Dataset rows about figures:
===
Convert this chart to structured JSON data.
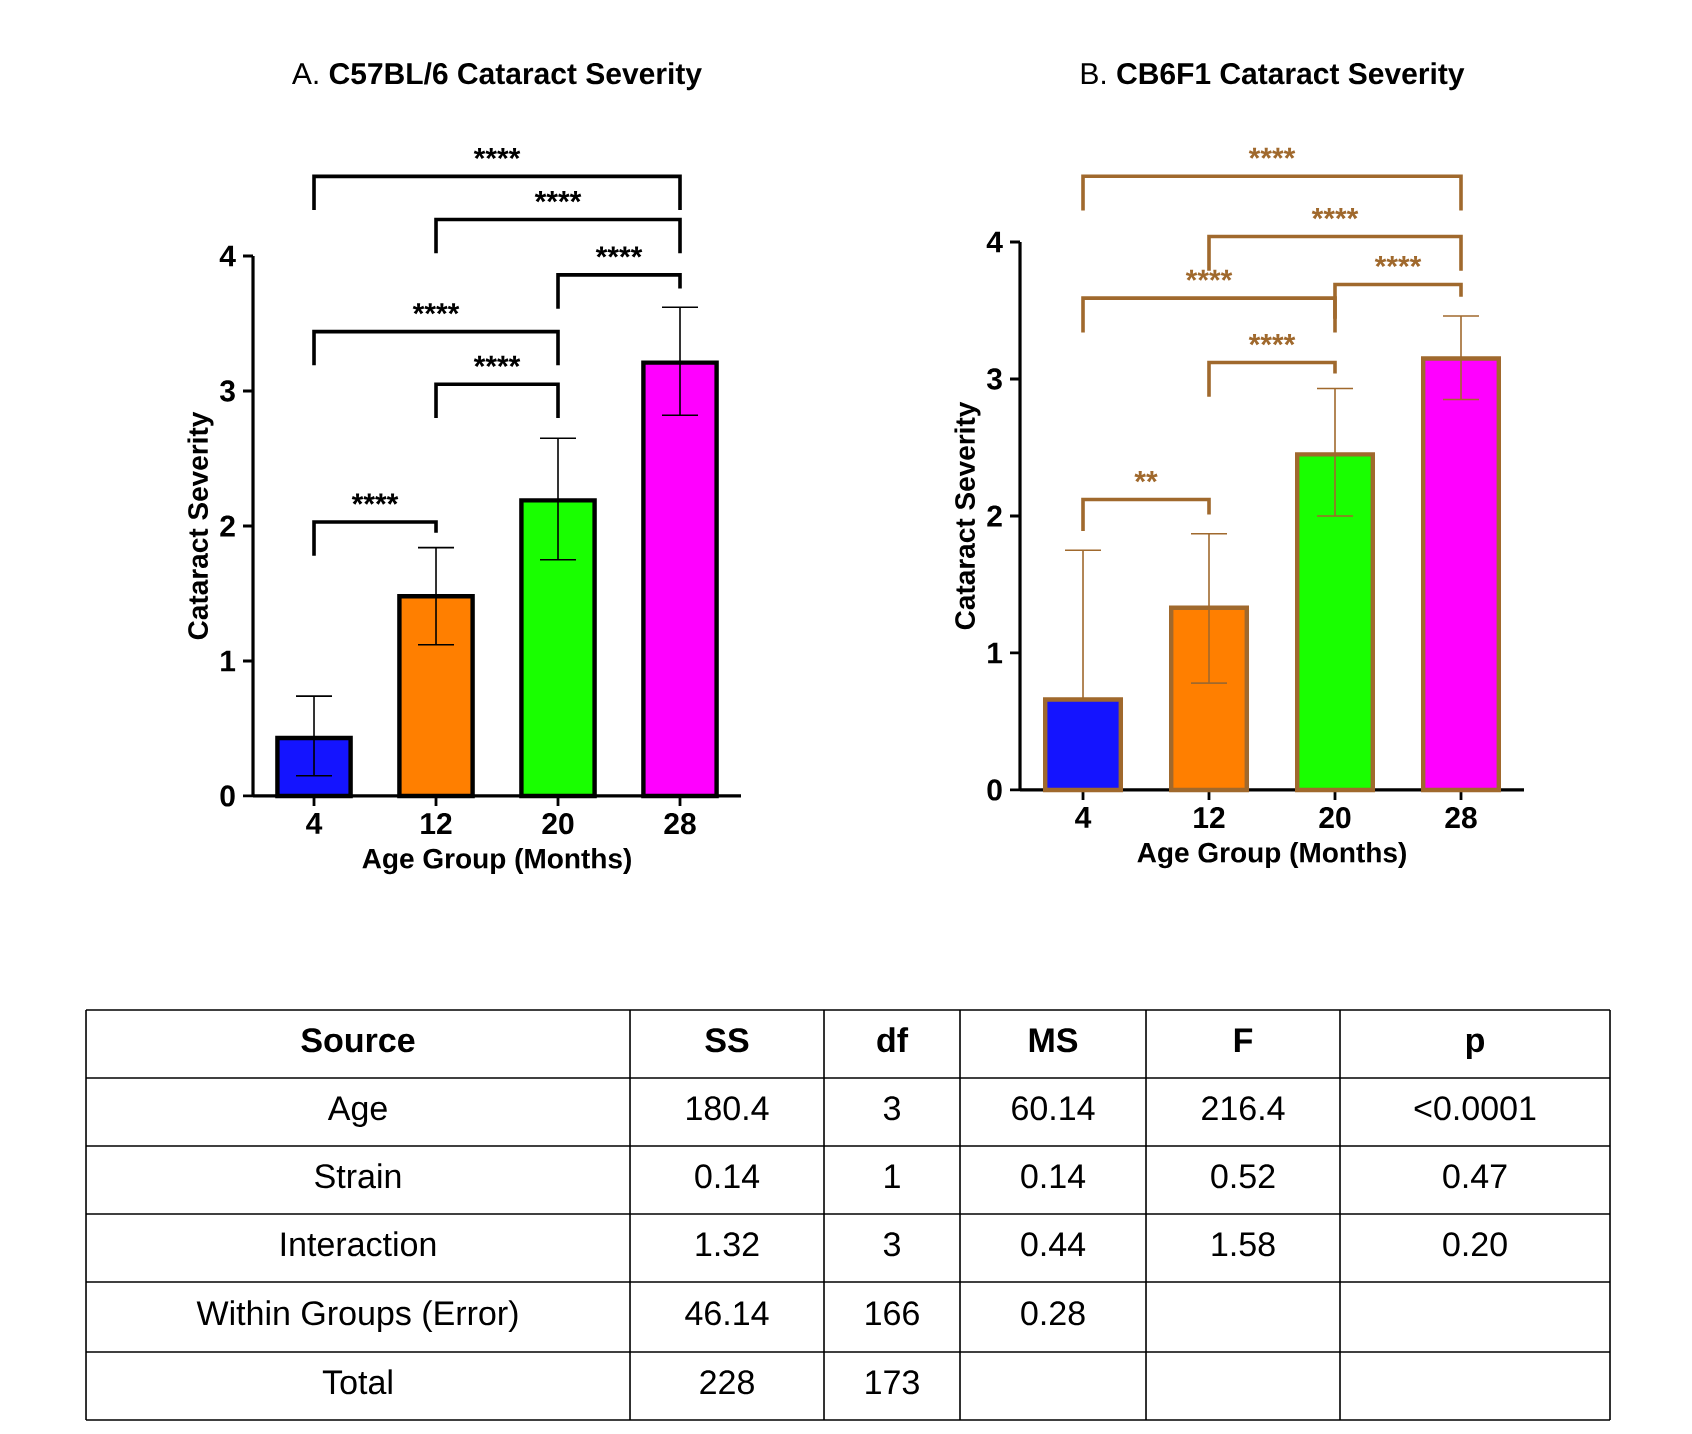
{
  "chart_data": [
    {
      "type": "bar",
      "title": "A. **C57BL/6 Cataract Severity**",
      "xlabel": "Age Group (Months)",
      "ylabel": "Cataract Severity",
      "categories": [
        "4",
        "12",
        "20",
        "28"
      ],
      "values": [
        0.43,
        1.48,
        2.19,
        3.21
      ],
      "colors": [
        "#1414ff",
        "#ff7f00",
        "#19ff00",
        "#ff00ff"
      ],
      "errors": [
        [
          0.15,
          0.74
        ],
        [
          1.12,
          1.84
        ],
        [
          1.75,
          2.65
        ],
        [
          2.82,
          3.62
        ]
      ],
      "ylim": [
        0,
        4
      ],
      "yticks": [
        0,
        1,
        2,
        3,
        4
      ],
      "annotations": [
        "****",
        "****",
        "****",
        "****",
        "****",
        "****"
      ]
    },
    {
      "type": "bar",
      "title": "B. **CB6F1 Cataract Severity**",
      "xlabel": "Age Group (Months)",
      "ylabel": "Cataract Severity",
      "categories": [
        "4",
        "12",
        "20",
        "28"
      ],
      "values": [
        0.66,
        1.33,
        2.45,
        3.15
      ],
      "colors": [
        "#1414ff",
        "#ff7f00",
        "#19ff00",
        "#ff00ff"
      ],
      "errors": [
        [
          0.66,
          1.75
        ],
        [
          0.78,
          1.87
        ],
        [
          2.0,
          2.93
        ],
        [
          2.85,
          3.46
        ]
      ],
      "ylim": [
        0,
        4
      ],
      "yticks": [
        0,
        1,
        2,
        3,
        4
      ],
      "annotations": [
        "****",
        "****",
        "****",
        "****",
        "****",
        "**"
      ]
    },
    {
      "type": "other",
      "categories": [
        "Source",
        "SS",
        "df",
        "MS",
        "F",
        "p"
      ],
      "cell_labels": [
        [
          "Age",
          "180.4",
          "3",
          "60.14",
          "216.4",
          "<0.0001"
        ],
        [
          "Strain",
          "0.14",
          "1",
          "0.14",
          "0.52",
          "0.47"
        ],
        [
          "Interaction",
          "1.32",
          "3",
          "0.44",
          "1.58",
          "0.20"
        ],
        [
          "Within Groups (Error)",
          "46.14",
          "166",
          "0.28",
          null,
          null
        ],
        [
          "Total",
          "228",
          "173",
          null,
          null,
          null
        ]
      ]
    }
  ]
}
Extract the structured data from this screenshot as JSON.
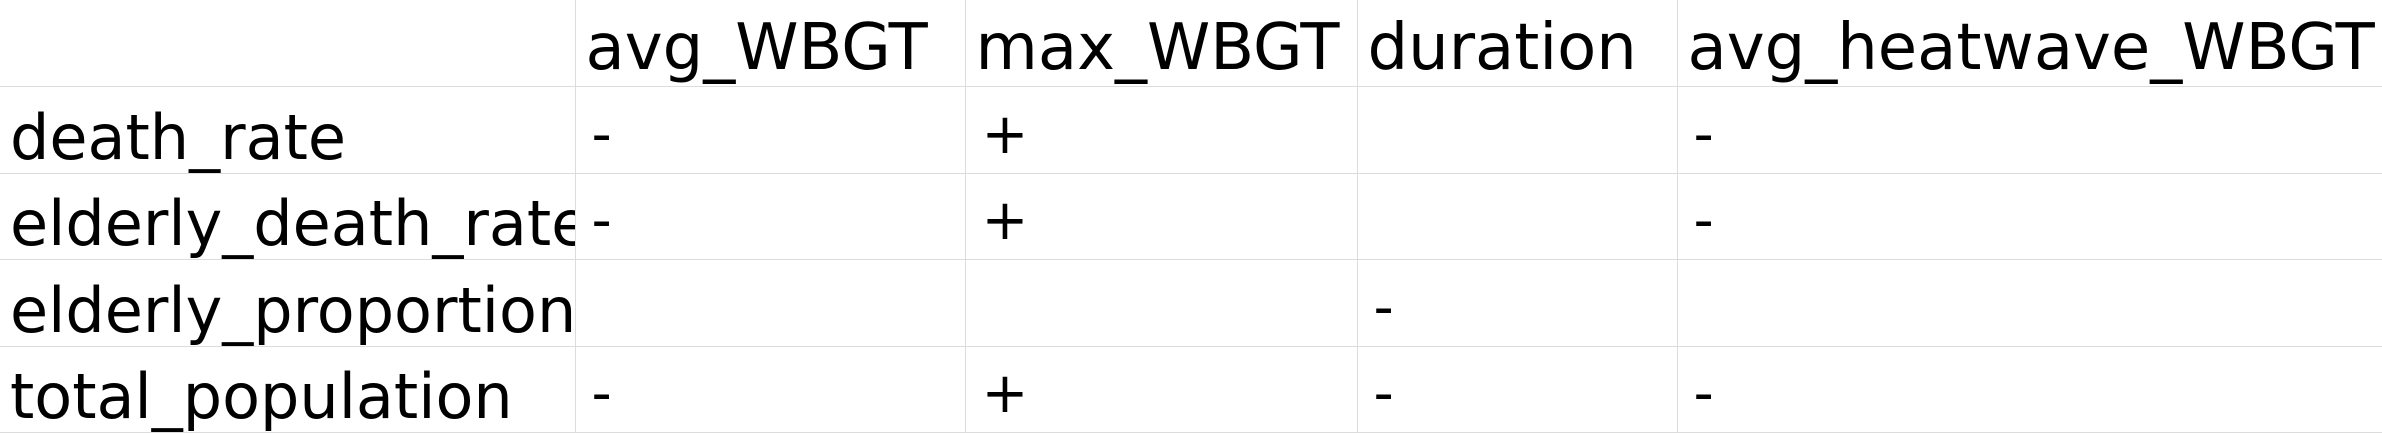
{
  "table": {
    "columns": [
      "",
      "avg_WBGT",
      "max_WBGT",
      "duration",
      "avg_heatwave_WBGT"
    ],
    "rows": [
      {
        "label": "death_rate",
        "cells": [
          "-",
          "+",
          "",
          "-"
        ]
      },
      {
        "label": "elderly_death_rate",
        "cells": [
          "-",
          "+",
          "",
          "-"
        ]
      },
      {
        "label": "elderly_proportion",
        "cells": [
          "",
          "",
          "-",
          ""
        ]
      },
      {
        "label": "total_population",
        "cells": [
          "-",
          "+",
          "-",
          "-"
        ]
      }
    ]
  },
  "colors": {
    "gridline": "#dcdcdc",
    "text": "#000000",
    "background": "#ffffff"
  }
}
===
What is asked: Extract each line holding the string "this".

Worked solution:
Convert this chart to structured JSON data.
Extract the structured data from this screenshot as JSON.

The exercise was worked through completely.